Figure collection entries
○ ○ ○

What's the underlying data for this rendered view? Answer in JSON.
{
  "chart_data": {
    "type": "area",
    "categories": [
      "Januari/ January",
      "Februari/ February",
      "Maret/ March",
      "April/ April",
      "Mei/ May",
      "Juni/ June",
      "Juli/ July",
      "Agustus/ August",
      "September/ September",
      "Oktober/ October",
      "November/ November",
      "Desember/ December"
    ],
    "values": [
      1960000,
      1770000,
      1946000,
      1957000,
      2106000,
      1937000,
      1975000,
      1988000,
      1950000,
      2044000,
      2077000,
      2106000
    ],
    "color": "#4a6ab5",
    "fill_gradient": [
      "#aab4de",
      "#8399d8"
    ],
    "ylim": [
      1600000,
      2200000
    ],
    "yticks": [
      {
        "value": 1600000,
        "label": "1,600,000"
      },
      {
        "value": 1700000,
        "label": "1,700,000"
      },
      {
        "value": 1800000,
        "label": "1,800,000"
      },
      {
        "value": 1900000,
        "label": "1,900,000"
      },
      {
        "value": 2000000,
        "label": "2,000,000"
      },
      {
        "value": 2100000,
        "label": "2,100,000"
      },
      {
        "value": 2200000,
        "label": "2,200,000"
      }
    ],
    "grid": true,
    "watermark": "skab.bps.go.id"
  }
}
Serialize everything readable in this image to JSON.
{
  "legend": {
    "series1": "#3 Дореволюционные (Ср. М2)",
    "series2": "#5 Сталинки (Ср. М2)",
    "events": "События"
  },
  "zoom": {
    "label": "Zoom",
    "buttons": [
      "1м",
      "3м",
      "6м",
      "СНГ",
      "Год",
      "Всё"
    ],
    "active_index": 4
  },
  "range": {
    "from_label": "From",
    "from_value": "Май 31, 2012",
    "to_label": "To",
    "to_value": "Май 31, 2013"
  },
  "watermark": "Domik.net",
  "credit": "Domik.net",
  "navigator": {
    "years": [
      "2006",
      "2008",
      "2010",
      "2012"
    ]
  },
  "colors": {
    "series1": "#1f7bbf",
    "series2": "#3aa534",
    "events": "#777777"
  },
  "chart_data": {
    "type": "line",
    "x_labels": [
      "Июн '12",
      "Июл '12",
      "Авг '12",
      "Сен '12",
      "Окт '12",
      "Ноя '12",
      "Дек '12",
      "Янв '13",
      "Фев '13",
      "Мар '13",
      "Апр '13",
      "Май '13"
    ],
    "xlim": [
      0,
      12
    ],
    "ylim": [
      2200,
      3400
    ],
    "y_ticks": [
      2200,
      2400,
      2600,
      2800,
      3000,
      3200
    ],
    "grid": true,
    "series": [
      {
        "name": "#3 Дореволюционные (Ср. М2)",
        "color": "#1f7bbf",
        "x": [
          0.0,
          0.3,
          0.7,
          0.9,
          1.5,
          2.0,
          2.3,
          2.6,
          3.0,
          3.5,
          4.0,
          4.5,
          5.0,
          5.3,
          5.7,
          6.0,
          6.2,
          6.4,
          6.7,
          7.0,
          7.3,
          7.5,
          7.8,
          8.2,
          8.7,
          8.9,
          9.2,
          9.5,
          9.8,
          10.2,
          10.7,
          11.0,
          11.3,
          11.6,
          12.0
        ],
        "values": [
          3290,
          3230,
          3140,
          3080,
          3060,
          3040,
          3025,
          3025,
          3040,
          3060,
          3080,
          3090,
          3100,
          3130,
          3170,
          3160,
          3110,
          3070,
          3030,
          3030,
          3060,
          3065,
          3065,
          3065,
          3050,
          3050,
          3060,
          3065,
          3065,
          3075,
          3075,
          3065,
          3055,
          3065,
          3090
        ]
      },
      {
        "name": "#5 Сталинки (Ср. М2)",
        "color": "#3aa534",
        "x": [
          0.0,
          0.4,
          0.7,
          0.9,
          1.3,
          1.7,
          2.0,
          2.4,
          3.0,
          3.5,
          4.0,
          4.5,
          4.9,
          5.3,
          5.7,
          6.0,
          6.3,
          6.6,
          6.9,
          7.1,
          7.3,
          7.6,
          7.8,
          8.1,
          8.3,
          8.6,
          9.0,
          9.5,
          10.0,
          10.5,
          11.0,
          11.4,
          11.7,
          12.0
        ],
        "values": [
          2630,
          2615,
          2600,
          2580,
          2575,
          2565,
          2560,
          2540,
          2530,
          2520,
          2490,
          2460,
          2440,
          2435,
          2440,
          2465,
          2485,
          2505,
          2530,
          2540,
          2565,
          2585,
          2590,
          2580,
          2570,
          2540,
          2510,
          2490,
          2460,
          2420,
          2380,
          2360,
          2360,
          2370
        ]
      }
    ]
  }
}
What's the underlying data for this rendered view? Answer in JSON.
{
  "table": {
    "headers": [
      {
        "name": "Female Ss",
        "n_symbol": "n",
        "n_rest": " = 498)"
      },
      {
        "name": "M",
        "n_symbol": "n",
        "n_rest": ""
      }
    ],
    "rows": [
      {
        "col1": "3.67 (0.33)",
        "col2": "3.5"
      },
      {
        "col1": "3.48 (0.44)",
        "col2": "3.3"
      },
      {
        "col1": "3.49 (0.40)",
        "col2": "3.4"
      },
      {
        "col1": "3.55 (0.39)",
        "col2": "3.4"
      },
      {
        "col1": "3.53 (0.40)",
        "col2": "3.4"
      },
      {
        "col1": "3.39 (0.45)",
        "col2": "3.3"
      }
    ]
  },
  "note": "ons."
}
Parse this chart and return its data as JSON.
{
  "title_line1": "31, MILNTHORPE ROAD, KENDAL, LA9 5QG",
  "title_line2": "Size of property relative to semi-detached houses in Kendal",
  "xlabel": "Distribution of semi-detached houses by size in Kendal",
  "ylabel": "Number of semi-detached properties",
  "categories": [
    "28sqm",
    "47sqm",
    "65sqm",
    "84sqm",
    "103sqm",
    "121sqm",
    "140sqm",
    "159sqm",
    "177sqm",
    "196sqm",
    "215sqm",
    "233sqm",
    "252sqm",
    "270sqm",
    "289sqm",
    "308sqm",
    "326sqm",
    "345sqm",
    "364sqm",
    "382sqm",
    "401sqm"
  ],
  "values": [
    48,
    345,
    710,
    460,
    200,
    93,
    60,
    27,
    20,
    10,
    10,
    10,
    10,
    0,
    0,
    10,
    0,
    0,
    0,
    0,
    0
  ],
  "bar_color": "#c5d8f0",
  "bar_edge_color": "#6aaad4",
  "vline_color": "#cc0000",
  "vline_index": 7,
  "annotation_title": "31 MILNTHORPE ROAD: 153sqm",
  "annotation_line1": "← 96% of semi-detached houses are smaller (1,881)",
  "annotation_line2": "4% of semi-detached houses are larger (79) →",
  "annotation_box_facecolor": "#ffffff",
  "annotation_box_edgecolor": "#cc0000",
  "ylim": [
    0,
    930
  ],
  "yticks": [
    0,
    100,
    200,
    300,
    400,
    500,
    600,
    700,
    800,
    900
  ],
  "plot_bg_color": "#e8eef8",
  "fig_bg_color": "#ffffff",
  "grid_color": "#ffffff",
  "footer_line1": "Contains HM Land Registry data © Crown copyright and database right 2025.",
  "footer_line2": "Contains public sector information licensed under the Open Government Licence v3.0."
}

○ ○ ○

- [What to do]: Of the lines above, how many hold the string "Дореволюционные"? Answer with only the number.

- [Answer to this exercise]: 2